## What is required
Write out the data again exactly, skipping every picture.

## Entries shown
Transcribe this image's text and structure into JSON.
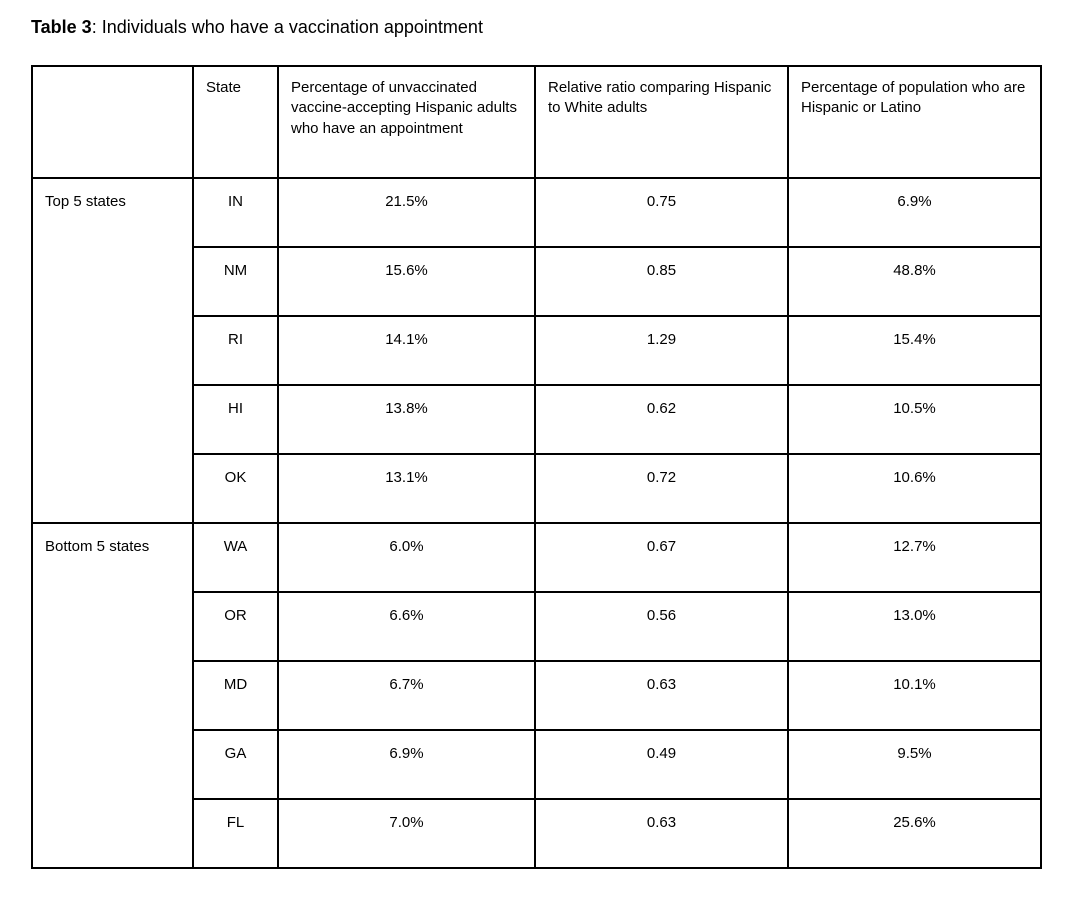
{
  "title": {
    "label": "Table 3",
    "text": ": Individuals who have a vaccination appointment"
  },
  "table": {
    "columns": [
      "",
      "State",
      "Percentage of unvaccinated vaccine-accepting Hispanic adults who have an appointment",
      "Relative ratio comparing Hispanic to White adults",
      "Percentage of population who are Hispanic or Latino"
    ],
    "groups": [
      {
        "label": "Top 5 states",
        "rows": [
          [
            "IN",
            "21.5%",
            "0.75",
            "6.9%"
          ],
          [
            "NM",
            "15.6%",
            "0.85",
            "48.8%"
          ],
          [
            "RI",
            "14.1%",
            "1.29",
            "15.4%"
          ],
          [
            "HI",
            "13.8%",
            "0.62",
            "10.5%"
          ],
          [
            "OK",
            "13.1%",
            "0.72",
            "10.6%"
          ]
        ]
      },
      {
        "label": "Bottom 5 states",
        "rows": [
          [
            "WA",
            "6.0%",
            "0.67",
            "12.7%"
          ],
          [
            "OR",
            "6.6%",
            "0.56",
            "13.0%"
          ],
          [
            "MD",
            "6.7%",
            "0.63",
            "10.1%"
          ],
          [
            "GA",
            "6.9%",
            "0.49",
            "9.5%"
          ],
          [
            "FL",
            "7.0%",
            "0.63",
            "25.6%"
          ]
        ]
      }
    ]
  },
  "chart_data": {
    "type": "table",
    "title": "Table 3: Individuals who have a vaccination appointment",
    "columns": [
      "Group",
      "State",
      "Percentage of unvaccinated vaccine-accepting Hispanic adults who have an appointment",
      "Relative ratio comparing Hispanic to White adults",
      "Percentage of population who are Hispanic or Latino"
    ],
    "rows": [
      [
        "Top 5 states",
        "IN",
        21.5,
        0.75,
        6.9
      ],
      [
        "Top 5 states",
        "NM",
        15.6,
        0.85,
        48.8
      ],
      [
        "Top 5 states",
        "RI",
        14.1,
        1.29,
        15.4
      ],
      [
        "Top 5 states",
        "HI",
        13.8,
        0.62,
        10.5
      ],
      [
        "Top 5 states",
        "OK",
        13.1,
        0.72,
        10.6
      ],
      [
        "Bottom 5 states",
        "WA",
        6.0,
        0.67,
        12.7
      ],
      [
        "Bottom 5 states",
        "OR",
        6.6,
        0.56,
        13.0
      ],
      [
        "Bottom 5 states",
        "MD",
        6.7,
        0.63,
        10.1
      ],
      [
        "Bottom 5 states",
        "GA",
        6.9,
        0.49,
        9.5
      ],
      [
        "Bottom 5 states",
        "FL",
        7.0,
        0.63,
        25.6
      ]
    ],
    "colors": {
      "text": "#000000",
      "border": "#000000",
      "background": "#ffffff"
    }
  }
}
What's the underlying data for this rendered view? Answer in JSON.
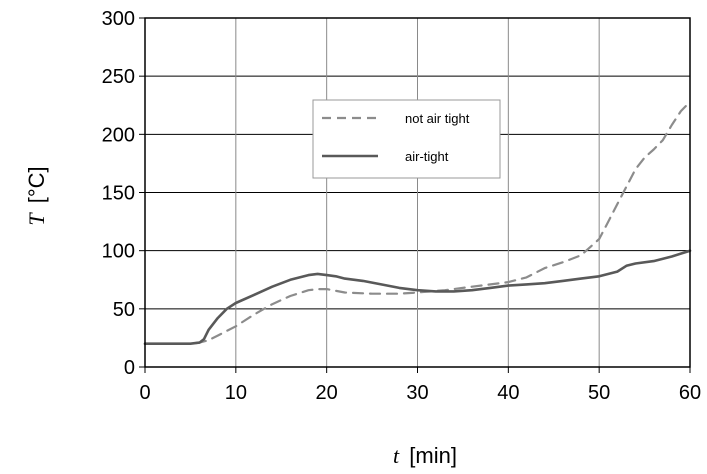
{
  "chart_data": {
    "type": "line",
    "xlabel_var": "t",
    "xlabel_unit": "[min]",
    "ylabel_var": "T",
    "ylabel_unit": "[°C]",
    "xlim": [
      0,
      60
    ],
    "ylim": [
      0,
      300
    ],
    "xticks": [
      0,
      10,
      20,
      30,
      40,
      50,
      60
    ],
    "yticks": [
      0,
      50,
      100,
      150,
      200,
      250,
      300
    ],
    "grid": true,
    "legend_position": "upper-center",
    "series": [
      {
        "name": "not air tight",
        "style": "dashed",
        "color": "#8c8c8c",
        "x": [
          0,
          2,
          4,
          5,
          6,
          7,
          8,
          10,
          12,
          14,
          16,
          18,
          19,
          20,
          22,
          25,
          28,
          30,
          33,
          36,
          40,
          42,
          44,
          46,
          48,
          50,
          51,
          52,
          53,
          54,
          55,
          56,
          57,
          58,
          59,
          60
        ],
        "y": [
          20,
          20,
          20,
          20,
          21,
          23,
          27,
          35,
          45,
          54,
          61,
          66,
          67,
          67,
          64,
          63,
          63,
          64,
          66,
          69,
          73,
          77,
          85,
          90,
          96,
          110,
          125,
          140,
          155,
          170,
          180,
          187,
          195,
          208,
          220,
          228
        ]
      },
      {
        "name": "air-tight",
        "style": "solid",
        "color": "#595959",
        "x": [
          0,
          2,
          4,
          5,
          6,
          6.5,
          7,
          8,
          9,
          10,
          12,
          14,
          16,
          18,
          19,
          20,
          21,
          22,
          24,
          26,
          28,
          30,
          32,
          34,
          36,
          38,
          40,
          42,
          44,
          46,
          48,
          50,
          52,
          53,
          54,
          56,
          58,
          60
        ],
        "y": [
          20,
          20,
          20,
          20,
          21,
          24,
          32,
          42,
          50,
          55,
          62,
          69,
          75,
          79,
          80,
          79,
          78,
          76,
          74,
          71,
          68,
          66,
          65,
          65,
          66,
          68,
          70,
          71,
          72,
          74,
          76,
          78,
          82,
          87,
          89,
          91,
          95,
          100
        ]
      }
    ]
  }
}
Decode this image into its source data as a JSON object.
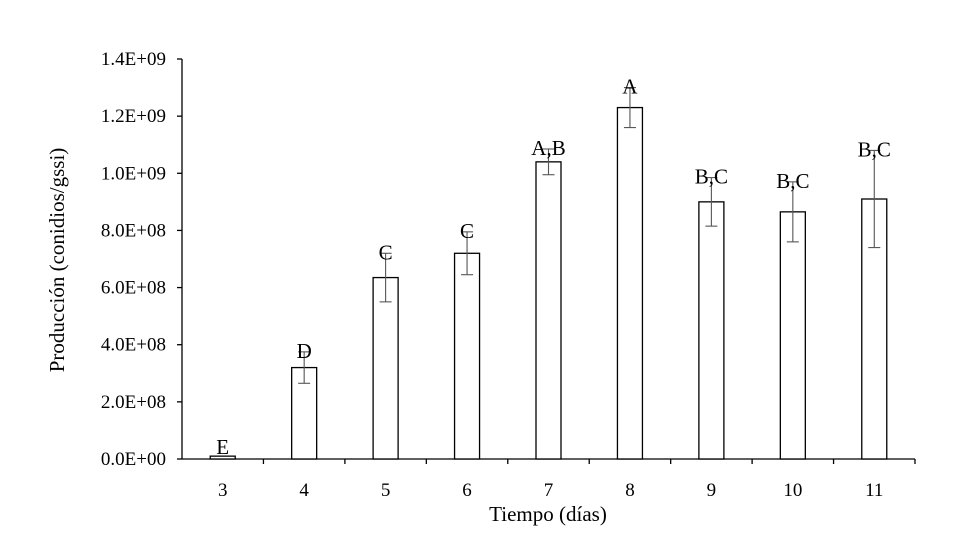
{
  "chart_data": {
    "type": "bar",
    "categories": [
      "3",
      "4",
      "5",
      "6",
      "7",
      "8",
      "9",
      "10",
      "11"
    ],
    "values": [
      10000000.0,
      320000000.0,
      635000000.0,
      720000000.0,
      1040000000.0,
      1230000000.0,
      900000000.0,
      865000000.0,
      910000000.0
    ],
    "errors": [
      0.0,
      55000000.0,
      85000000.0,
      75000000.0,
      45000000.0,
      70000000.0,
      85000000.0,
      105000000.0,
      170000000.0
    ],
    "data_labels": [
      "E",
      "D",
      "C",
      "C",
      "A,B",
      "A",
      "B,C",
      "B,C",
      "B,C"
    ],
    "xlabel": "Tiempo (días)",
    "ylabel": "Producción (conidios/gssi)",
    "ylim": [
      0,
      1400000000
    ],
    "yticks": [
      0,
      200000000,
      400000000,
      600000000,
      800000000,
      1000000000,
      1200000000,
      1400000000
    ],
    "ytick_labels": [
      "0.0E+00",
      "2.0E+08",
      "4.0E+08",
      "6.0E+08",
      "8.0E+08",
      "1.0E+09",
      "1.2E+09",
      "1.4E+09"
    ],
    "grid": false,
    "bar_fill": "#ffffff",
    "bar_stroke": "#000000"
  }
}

## Task output
Transcribe this image's text and structure into JSON.
{
  "title": {
    "label": "Table 3",
    "text": ": Individuals who have a vaccination appointment"
  },
  "table": {
    "columns": [
      "",
      "State",
      "Percentage of unvaccinated vaccine-accepting Hispanic adults who have an appointment",
      "Relative ratio comparing Hispanic to White adults",
      "Percentage of population who are Hispanic or Latino"
    ],
    "groups": [
      {
        "label": "Top 5 states",
        "rows": [
          [
            "IN",
            "21.5%",
            "0.75",
            "6.9%"
          ],
          [
            "NM",
            "15.6%",
            "0.85",
            "48.8%"
          ],
          [
            "RI",
            "14.1%",
            "1.29",
            "15.4%"
          ],
          [
            "HI",
            "13.8%",
            "0.62",
            "10.5%"
          ],
          [
            "OK",
            "13.1%",
            "0.72",
            "10.6%"
          ]
        ]
      },
      {
        "label": "Bottom 5 states",
        "rows": [
          [
            "WA",
            "6.0%",
            "0.67",
            "12.7%"
          ],
          [
            "OR",
            "6.6%",
            "0.56",
            "13.0%"
          ],
          [
            "MD",
            "6.7%",
            "0.63",
            "10.1%"
          ],
          [
            "GA",
            "6.9%",
            "0.49",
            "9.5%"
          ],
          [
            "FL",
            "7.0%",
            "0.63",
            "25.6%"
          ]
        ]
      }
    ]
  },
  "chart_data": {
    "type": "table",
    "title": "Table 3: Individuals who have a vaccination appointment",
    "columns": [
      "Group",
      "State",
      "Percentage of unvaccinated vaccine-accepting Hispanic adults who have an appointment",
      "Relative ratio comparing Hispanic to White adults",
      "Percentage of population who are Hispanic or Latino"
    ],
    "rows": [
      [
        "Top 5 states",
        "IN",
        21.5,
        0.75,
        6.9
      ],
      [
        "Top 5 states",
        "NM",
        15.6,
        0.85,
        48.8
      ],
      [
        "Top 5 states",
        "RI",
        14.1,
        1.29,
        15.4
      ],
      [
        "Top 5 states",
        "HI",
        13.8,
        0.62,
        10.5
      ],
      [
        "Top 5 states",
        "OK",
        13.1,
        0.72,
        10.6
      ],
      [
        "Bottom 5 states",
        "WA",
        6.0,
        0.67,
        12.7
      ],
      [
        "Bottom 5 states",
        "OR",
        6.6,
        0.56,
        13.0
      ],
      [
        "Bottom 5 states",
        "MD",
        6.7,
        0.63,
        10.1
      ],
      [
        "Bottom 5 states",
        "GA",
        6.9,
        0.49,
        9.5
      ],
      [
        "Bottom 5 states",
        "FL",
        7.0,
        0.63,
        25.6
      ]
    ],
    "colors": {
      "text": "#000000",
      "border": "#000000",
      "background": "#ffffff"
    }
  }
}
What's the underlying data for this rendered view? Answer in JSON.
{
  "chart_data": {
    "type": "line",
    "xlabel_var": "t",
    "xlabel_unit": "[min]",
    "ylabel_var": "T",
    "ylabel_unit": "[°C]",
    "xlim": [
      0,
      60
    ],
    "ylim": [
      0,
      300
    ],
    "xticks": [
      0,
      10,
      20,
      30,
      40,
      50,
      60
    ],
    "yticks": [
      0,
      50,
      100,
      150,
      200,
      250,
      300
    ],
    "grid": true,
    "legend_position": "upper-center",
    "series": [
      {
        "name": "not air tight",
        "style": "dashed",
        "color": "#8c8c8c",
        "x": [
          0,
          2,
          4,
          5,
          6,
          7,
          8,
          10,
          12,
          14,
          16,
          18,
          19,
          20,
          22,
          25,
          28,
          30,
          33,
          36,
          40,
          42,
          44,
          46,
          48,
          50,
          51,
          52,
          53,
          54,
          55,
          56,
          57,
          58,
          59,
          60
        ],
        "y": [
          20,
          20,
          20,
          20,
          21,
          23,
          27,
          35,
          45,
          54,
          61,
          66,
          67,
          67,
          64,
          63,
          63,
          64,
          66,
          69,
          73,
          77,
          85,
          90,
          96,
          110,
          125,
          140,
          155,
          170,
          180,
          187,
          195,
          208,
          220,
          228
        ]
      },
      {
        "name": "air-tight",
        "style": "solid",
        "color": "#595959",
        "x": [
          0,
          2,
          4,
          5,
          6,
          6.5,
          7,
          8,
          9,
          10,
          12,
          14,
          16,
          18,
          19,
          20,
          21,
          22,
          24,
          26,
          28,
          30,
          32,
          34,
          36,
          38,
          40,
          42,
          44,
          46,
          48,
          50,
          52,
          53,
          54,
          56,
          58,
          60
        ],
        "y": [
          20,
          20,
          20,
          20,
          21,
          24,
          32,
          42,
          50,
          55,
          62,
          69,
          75,
          79,
          80,
          79,
          78,
          76,
          74,
          71,
          68,
          66,
          65,
          65,
          66,
          68,
          70,
          71,
          72,
          74,
          76,
          78,
          82,
          87,
          89,
          91,
          95,
          100
        ]
      }
    ]
  }
}
Decode this image into its source data as a JSON object.
{
  "chart_data": {
    "type": "bar",
    "categories": [
      "3",
      "4",
      "5",
      "6",
      "7",
      "8",
      "9",
      "10",
      "11"
    ],
    "values": [
      10000000.0,
      320000000.0,
      635000000.0,
      720000000.0,
      1040000000.0,
      1230000000.0,
      900000000.0,
      865000000.0,
      910000000.0
    ],
    "errors": [
      0.0,
      55000000.0,
      85000000.0,
      75000000.0,
      45000000.0,
      70000000.0,
      85000000.0,
      105000000.0,
      170000000.0
    ],
    "data_labels": [
      "E",
      "D",
      "C",
      "C",
      "A,B",
      "A",
      "B,C",
      "B,C",
      "B,C"
    ],
    "xlabel": "Tiempo (días)",
    "ylabel": "Producción (conidios/gssi)",
    "ylim": [
      0,
      1400000000
    ],
    "yticks": [
      0,
      200000000,
      400000000,
      600000000,
      800000000,
      1000000000,
      1200000000,
      1400000000
    ],
    "ytick_labels": [
      "0.0E+00",
      "2.0E+08",
      "4.0E+08",
      "6.0E+08",
      "8.0E+08",
      "1.0E+09",
      "1.2E+09",
      "1.4E+09"
    ],
    "grid": false,
    "bar_fill": "#ffffff",
    "bar_stroke": "#000000"
  }
}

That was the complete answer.